-- Extract to read --
---*---

Rento Takaoka 高岡 伶颯

Personal information
- Full name: Rento Takaoka
- Date of birth: 12 March 2007 (age 19)
- Place of birth: Miyazaki, Japan
- Height: 1.65 m (5 ft 5 in)
- Position: Forward

Team information
- Current team: Patro Eisden

Youth career
- 2014–2018: Mimata SSS
- 2019–2021: Mimata Junior High School
- 2022–2024: Nissho Gakuen High School
- 2025–2026: Southampton

Senior career*
- Years: Team / Apps / (Gls)
- 2025–2026: Southampton / 0 / (0)
- 2025–2026: → Valenciennes (loan) / 16 / (3)
- 2026–: Patro Eisden / 6 / (0)

International career^{‡}
- 2023–: Japan U17 / 9 / (5)
- 2023–: Japan U18 / 1 / (0)

= Rento Takaoka =

Japanese footballer (born 2007)

Rento Takaoka (高岡 伶颯, Takaoka Rento) is a Japanese footballer who plays as a forward for Challenger Pro League club Patro Eisden.

==Club career==
===High school===
Having initially started his career in Mimata in the Miyazaki Prefecture, where he was born, with Mimata SSS, he continued to play during his time at the Mimata Junior High School and Nissho Gakuen High School. Takaoka helped Nissho Gakuen to participate in the 2023 All Japan High School Soccer Tournament as Miyazaki representatives, scoring a hat-trick in a 6–1 win in the prefectural final over the Miyazaki Nihon University High School. At the national tournament, he played two matches, scoring four goals and giving two assists, with five goal contributions (three goals and two assists) coming in the first round against Nishime.

=== Southampton ===
On 19 June 2024, Takaoka signed a pre-contract with Premier League club Southampton. He remained with Nissho Gakuen High School until he turned 18 in March 2025 and graduated from high school.

---*---

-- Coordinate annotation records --
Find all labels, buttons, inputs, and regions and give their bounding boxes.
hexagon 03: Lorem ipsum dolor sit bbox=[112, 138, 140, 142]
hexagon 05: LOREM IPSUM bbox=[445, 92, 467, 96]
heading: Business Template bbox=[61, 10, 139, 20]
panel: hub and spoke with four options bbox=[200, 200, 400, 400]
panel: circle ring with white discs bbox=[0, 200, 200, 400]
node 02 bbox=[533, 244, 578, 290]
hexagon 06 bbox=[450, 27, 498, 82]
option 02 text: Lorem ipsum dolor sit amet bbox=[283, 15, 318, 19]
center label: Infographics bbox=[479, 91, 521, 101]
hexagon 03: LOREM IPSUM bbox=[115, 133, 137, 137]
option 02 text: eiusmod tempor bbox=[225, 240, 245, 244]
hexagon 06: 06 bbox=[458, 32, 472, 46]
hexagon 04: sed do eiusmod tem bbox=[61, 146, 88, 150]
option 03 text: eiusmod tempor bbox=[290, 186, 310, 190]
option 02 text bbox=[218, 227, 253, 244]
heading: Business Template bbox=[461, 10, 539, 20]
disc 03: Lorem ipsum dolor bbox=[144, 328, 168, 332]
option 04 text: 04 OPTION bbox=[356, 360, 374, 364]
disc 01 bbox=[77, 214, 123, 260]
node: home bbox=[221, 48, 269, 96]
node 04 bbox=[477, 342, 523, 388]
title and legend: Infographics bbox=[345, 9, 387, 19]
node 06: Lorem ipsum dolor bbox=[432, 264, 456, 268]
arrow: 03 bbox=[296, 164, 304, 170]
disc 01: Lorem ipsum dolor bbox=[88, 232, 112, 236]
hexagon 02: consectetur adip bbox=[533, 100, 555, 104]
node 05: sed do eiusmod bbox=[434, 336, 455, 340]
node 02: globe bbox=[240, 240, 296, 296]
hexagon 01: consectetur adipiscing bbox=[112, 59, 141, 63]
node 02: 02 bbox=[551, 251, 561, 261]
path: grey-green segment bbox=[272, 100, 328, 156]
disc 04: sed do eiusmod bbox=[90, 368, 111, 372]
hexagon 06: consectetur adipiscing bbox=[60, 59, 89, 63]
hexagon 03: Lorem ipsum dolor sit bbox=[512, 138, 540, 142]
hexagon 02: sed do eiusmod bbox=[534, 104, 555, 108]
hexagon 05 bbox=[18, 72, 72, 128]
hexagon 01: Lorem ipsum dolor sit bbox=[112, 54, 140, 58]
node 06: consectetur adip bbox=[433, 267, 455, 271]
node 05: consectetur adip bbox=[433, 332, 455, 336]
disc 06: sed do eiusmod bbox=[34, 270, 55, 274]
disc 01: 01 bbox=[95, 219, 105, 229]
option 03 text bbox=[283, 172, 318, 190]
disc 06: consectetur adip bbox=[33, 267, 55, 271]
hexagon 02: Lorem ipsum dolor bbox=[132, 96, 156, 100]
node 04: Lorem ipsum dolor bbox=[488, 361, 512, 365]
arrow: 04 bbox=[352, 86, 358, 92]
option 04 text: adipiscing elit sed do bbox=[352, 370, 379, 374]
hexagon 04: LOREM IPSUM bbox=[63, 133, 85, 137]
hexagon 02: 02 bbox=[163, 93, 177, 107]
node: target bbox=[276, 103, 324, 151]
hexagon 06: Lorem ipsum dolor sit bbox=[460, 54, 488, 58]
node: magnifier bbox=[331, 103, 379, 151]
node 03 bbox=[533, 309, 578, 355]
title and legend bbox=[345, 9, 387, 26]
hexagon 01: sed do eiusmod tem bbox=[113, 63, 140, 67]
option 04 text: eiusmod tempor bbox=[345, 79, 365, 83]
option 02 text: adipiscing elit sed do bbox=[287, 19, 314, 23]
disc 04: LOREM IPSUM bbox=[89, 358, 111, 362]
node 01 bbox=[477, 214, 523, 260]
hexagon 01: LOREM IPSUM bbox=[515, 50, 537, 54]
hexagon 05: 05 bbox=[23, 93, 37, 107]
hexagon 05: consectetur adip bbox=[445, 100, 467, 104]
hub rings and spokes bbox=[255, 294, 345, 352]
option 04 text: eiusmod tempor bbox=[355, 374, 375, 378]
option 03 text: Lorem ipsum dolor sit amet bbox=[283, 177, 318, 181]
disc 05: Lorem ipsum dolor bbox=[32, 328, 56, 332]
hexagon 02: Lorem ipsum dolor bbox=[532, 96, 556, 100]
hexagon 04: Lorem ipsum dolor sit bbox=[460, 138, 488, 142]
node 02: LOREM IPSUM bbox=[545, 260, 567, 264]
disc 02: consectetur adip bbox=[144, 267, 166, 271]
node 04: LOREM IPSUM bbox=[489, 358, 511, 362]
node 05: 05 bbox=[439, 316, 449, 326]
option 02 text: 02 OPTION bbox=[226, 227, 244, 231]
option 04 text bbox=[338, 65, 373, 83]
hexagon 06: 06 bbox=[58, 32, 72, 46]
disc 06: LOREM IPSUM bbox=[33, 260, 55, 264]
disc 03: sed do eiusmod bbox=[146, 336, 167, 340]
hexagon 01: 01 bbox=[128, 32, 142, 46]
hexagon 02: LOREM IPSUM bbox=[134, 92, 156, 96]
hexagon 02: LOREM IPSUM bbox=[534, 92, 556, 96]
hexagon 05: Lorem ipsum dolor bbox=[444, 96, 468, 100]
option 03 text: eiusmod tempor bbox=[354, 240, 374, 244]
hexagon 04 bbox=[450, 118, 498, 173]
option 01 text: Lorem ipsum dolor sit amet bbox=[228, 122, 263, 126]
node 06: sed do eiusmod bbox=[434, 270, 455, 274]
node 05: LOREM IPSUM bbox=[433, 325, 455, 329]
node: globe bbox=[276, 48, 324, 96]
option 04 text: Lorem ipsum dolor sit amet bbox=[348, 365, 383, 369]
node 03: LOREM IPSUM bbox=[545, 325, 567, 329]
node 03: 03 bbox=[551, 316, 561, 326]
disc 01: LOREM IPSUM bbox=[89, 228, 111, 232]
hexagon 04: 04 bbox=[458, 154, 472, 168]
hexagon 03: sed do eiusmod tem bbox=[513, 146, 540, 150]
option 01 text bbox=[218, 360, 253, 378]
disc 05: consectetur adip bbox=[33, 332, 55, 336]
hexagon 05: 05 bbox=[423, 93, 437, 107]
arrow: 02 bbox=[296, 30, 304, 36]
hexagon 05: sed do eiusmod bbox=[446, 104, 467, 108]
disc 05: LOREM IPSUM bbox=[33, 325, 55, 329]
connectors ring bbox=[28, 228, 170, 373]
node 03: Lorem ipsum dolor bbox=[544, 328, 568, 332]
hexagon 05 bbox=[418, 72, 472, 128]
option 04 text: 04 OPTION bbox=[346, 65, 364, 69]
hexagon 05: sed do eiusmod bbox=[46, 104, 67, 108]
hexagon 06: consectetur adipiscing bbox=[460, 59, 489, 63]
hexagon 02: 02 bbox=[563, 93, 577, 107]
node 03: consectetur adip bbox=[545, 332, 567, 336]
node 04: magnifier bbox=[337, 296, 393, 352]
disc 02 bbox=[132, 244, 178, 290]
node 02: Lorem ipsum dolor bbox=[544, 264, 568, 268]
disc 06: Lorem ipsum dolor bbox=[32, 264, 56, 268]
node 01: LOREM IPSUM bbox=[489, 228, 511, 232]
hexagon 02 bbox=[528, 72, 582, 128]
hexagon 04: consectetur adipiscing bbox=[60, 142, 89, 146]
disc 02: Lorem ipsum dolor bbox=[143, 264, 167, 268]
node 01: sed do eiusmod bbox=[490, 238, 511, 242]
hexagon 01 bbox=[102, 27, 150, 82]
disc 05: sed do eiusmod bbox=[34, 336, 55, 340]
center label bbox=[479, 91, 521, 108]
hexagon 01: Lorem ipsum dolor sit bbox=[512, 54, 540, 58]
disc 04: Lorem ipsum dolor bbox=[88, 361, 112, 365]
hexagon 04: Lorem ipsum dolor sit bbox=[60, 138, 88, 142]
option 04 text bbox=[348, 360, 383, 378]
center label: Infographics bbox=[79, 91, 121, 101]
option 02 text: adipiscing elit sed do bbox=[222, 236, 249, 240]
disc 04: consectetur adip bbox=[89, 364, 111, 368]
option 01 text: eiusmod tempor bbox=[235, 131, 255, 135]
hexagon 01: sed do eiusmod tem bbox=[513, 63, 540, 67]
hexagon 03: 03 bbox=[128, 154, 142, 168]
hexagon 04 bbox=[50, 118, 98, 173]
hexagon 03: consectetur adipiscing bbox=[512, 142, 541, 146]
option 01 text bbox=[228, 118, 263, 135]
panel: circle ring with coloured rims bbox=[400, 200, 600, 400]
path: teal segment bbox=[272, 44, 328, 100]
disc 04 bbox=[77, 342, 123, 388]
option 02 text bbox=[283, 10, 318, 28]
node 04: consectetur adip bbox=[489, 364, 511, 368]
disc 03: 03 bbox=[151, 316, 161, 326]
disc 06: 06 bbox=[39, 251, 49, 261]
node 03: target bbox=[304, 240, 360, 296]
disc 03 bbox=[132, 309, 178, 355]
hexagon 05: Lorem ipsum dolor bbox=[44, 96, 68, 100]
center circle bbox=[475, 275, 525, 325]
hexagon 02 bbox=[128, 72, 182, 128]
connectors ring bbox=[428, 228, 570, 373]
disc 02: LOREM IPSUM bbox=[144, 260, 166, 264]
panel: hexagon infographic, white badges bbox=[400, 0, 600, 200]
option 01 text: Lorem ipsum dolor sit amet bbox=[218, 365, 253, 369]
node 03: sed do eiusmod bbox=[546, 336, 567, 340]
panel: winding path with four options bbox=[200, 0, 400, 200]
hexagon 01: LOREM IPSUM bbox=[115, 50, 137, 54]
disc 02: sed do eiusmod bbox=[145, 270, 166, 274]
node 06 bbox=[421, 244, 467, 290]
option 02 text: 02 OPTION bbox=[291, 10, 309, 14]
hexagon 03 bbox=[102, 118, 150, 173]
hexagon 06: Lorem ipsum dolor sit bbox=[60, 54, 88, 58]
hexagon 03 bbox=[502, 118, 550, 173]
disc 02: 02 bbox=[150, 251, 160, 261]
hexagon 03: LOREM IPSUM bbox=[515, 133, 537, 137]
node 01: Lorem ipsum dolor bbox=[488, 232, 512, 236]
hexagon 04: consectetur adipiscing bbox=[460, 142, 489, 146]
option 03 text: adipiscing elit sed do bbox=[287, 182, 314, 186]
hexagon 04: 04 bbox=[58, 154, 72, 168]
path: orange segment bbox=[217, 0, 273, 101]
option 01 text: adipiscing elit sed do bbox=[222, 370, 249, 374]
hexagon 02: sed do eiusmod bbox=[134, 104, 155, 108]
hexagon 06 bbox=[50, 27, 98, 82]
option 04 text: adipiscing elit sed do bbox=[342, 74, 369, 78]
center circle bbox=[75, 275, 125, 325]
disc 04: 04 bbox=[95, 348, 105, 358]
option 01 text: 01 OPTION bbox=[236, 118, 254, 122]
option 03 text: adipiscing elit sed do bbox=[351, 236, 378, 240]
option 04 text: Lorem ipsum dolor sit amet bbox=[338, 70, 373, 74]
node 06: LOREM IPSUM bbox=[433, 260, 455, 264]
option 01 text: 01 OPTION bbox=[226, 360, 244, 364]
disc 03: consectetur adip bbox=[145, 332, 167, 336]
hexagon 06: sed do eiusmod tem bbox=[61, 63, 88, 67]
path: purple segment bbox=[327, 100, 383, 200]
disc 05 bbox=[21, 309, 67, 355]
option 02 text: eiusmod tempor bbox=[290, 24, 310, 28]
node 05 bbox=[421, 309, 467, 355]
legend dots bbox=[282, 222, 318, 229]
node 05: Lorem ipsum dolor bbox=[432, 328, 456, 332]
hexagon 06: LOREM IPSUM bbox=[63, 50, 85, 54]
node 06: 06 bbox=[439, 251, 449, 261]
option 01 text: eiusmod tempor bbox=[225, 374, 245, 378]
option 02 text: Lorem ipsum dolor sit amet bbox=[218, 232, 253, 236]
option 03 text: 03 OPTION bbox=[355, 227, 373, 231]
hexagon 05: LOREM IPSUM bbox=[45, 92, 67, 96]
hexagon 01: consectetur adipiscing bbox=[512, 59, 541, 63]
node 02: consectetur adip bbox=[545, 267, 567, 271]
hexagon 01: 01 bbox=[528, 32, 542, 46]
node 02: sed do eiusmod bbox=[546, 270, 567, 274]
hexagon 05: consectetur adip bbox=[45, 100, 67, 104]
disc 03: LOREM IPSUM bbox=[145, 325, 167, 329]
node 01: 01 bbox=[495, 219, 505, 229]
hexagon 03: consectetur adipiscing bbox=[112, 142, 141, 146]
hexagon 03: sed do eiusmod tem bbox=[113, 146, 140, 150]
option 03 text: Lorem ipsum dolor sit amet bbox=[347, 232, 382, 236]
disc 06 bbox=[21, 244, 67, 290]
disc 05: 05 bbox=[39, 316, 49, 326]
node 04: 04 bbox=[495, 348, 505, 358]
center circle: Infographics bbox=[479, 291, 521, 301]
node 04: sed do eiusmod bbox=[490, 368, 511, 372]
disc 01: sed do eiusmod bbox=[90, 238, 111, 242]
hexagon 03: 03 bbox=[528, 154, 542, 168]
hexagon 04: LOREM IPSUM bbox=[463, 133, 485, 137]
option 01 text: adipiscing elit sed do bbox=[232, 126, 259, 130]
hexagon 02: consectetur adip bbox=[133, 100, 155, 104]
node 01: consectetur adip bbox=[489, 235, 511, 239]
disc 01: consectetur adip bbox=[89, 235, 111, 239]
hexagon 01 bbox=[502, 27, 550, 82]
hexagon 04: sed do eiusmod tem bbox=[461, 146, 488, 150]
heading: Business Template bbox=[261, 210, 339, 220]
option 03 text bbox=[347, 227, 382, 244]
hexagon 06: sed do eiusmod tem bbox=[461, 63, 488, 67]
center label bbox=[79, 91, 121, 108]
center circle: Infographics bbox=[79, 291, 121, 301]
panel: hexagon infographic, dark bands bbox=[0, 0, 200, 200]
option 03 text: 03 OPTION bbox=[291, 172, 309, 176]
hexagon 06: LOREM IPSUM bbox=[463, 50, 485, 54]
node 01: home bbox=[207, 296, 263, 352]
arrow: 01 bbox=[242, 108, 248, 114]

---*---

-- Given instruction A --
In the player profile, which club did Takaoka sign a pre-contract with on 19 June 2024?
-- Given instruction B --
Switch "hexagon" to "tile" in the entries from their first line through the line with "heading: Business Template bbox=[61, 10, 139, 20]", and give back only those lines, otherwise unchanged.

-- Answer A --
Premier League club Southampton.

-- Answer B --
Find all labels, buttons, inputs, and regions and give their bounding boxes.
tile 03: Lorem ipsum dolor sit bbox=[112, 138, 140, 142]
tile 05: LOREM IPSUM bbox=[445, 92, 467, 96]
heading: Business Template bbox=[61, 10, 139, 20]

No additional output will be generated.